DHOB (IU5SGN): agosto 2025

lunedì 25 agosto 2025

Borehole images segmentation

Sempre continuando l'avventura delle reti neurali applicate alla geologia ho trovato questo articolo

The segmentation and intelligent recognition of structural surfaces in borehole images based on the U2-Net network Yu, Qingjun; Wang, Guannan; Cheng, Hai; Guo, Wenzhi; Liu, Yanbiao (2024). che ha pubblicato il dataset come Creative Commons in due parti (parte 1, parte 2)

Le immagini in totale sono 468 (le ho divise in 468 per il training ed il rimanente come dataset di controllo) ma non risultano annotate

Per questo motivo le ho annotate usando LabelMe

LabelMe

I file Json di LabelMe sono stati poi convertiti in maschera (nero background, bianco classe)

import json
import numpy as np
import cv2
from PIL import Image
import argparse

def create_mask_from_json(json_file_path, image_width, image_height, output_path=None, buffer_size=5):
    """
    Create a binary mask from JSON label file.
    
    Args:
        json_file_path (str): Path to the JSON label file
        image_width (int): Width of the output mask
        image_height (int): Height of the output mask
        output_path (str, optional): Path to save the mask image
        buffer_size (int): Buffer size around lines (line thickness/2)

----------------------------------------

» Da fare
**A.** Nell'estratto sulla segmentazione delle immagini di pozzo, riscrivi il passo da "I file Json" fino a "JSON label file." compreso, mettendo "immagine binaria" al posto di "maschera".
**B.** Prosegui l'estratto sulla segmentazione delle immagini di pozzo dal punto in cui si ferma.
I dati arrivano da una fonte diversa dall'estratto.

----------------------------------------

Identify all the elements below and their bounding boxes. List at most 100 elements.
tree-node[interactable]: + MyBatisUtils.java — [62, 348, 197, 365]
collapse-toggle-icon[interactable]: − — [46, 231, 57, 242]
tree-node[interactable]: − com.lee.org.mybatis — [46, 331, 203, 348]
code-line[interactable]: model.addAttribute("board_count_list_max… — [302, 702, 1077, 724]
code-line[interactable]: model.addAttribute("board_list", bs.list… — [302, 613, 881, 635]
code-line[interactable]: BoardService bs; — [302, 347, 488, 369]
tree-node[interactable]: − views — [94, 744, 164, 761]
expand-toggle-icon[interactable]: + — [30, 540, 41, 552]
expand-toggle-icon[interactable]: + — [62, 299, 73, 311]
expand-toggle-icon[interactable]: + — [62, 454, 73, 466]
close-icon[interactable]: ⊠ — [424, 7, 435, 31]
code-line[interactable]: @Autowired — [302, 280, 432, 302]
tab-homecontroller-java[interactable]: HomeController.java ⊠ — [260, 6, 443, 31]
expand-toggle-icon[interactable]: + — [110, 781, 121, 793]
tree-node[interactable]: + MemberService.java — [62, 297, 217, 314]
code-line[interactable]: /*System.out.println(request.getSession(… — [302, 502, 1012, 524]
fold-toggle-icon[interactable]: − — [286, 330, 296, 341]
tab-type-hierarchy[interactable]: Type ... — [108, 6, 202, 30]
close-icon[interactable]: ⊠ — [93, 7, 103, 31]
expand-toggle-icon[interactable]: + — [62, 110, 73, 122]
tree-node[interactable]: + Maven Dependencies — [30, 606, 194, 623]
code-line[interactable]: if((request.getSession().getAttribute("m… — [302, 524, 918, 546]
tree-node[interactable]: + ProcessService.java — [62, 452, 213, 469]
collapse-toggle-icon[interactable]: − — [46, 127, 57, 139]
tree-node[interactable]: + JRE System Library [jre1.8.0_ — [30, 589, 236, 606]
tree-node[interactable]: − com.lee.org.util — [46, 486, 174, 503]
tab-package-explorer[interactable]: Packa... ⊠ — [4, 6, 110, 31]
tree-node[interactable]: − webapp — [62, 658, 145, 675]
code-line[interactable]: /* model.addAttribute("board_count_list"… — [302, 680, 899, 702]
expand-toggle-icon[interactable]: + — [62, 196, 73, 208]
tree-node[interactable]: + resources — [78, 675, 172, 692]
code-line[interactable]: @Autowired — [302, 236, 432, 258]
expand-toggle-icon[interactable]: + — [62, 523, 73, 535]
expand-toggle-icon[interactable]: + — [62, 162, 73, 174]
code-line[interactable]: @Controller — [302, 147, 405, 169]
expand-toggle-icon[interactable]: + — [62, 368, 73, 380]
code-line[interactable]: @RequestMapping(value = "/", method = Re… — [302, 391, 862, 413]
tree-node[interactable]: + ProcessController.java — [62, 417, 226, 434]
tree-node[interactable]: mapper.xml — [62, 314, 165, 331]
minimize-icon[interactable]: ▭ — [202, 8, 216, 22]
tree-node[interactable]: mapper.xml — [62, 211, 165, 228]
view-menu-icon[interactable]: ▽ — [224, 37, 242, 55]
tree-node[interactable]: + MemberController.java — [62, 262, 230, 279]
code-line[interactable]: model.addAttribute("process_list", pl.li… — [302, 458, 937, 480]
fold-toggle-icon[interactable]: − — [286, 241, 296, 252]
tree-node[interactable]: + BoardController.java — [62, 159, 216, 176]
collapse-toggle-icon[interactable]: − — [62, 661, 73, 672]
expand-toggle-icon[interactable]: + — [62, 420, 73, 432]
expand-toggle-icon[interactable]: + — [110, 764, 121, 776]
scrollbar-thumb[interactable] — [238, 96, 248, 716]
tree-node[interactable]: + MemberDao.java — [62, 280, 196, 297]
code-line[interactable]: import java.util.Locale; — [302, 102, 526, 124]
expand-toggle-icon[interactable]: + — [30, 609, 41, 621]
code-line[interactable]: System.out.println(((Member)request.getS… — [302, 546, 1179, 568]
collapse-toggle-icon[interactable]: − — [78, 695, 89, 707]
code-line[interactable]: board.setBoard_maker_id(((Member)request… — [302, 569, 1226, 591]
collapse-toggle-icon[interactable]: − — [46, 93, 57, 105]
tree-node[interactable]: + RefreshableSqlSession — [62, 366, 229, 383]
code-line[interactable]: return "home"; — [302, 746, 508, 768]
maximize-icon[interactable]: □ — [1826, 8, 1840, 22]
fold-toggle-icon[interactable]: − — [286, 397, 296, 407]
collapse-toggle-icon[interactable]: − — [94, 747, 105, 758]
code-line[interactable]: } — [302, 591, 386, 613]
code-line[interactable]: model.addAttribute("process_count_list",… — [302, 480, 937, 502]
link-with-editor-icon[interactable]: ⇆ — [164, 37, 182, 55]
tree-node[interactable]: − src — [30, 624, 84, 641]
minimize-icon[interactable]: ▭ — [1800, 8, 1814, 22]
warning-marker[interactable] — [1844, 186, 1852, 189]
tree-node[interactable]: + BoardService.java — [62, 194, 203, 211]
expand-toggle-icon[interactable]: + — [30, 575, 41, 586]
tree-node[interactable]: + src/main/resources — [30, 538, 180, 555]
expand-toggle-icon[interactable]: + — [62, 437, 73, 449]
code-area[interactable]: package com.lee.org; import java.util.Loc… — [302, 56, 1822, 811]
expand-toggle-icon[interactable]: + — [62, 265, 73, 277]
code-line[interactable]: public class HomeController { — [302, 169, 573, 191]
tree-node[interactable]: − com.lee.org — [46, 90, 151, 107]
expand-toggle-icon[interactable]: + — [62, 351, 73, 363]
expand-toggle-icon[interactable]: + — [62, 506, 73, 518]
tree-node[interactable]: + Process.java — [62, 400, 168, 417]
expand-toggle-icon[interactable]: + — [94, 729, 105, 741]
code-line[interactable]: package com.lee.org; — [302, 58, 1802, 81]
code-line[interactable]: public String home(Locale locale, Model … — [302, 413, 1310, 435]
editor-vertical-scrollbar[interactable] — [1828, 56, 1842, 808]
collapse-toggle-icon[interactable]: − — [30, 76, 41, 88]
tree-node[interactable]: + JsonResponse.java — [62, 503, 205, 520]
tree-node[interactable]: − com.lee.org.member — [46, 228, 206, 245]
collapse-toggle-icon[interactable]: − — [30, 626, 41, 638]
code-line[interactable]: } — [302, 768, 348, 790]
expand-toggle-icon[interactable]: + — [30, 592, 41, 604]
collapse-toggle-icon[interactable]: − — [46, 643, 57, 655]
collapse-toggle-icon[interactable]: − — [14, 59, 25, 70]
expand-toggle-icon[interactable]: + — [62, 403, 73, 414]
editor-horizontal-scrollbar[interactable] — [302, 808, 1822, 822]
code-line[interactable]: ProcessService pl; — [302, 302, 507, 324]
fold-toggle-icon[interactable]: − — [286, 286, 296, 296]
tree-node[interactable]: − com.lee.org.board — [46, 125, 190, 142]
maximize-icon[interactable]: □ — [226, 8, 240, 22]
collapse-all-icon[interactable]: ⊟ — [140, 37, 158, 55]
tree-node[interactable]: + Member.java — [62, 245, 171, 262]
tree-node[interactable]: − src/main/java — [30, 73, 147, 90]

----------------------------------------

» Risposte
**A.**
I file Json di LabelMe sono stati poi convertiti in immagine binaria (nero background, bianco classe)

import json
import numpy as np
import cv2
from PIL import Image
import argparse

def create_mask_from_json(json_file_path, image_width, image_height, output_path=None, buffer_size=5):
    """
    Create a binary mask from JSON label file.

**B.**
    Returns:
        numpy.ndarray: Binary mask array
    """
    
    # Load JSON data
    with open(json_file_path, 'r') as f:
        data = json.load(f)
    
    # Create black mask (background)
    mask = np.zeros((image_height, image_width), dtype=np.uint8)
    
    # Process shapes/annotations in the JSON
    shapes = data.get('shapes', [])
    
    for shape in shapes:
        # Check if label equals 1
        label = shape.get('label', '')
        if label == '1' or label == 1:
            
            # Get shape type and points
            shape_type = shape.get('shape_type', '')
            points = shape.get('points', [])
            
            if shape_type == 'linestrip' and points:
                # Convert points to numpy array and ensure integer coordinates
                pts = np.array(points, dtype=np.int32)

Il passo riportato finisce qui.